§ Your goal
Your task is to print all of the data word for word.

§ Extracted records
_ _ _ _

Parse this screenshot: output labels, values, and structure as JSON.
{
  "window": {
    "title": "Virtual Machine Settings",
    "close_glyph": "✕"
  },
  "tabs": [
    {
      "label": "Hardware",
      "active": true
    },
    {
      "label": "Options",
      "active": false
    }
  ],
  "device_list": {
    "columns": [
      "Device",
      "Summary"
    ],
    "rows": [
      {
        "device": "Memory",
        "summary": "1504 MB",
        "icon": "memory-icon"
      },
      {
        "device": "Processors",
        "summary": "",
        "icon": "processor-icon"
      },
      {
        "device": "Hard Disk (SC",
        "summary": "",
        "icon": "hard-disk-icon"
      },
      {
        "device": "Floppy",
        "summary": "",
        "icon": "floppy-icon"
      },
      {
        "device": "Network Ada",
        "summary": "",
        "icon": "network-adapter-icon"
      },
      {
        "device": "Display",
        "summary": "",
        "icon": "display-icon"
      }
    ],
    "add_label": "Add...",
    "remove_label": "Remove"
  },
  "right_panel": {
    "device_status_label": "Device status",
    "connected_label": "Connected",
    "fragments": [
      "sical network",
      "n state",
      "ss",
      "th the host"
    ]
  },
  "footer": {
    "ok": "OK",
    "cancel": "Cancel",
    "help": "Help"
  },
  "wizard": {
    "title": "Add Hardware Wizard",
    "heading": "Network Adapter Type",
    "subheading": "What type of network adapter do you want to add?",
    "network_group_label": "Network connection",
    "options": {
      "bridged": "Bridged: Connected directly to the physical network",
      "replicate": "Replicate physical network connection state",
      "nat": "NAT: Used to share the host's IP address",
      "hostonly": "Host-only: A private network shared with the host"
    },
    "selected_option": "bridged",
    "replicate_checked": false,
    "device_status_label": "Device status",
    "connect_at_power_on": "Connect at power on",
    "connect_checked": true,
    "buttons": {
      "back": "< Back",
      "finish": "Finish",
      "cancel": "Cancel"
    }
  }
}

_ _ _ _

§ Task output
Parse this screenshot: output labels, values, and structure as JSON.
{
  "window": {
    "title": "Virtual Machine Settings",
    "close_glyph": "✕"
  },
  "tabs": [
    {
      "label": "Hardware",
      "active": true
    },
    {
      "label": "Options",
      "active": false
    }
  ],
  "device_list": {
    "columns": [
      "Device",
      "Summary"
    ],
    "rows": [
      {
        "device": "Memory",
        "summary": "1504 MB",
        "icon": "memory-icon"
      },
      {
        "device": "Processors",
        "summary": "",
        "icon": "processor-icon"
      },
      {
        "device": "Hard Disk (SC",
        "summary": "",
        "icon": "hard-disk-icon"
      },
      {
        "device": "Floppy",
        "summary": "",
        "icon": "floppy-icon"
      },
      {
        "device": "Network Ada",
        "summary": "",
        "icon": "network-adapter-icon"
      },
      {
        "device": "Display",
        "summary": "",
        "icon": "display-icon"
      }
    ],
    "add_label": "Add...",
    "remove_label": "Remove"
  },
  "right_panel": {
    "device_status_label": "Device status",
    "connected_label": "Connected",
    "fragments": [
      "sical network",
      "n state",
      "ss",
      "th the host"
    ]
  },
  "footer": {
    "ok": "OK",
    "cancel": "Cancel",
    "help": "Help"
  },
  "wizard": {
    "title": "Add Hardware Wizard",
    "heading": "Network Adapter Type",
    "subheading": "What type of network adapter do you want to add?",
    "network_group_label": "Network connection",
    "options": {
      "bridged": "Bridged: Connected directly to the physical network",
      "replicate": "Replicate physical network connection state",
      "nat": "NAT: Used to share the host's IP address",
      "hostonly": "Host-only: A private network shared with the host"
    },
    "selected_option": "bridged",
    "replicate_checked": false,
    "device_status_label": "Device status",
    "connect_at_power_on": "Connect at power on",
    "connect_checked": true,
    "buttons": {
      "back": "< Back",
      "finish": "Finish",
      "cancel": "Cancel"
    }
  }
}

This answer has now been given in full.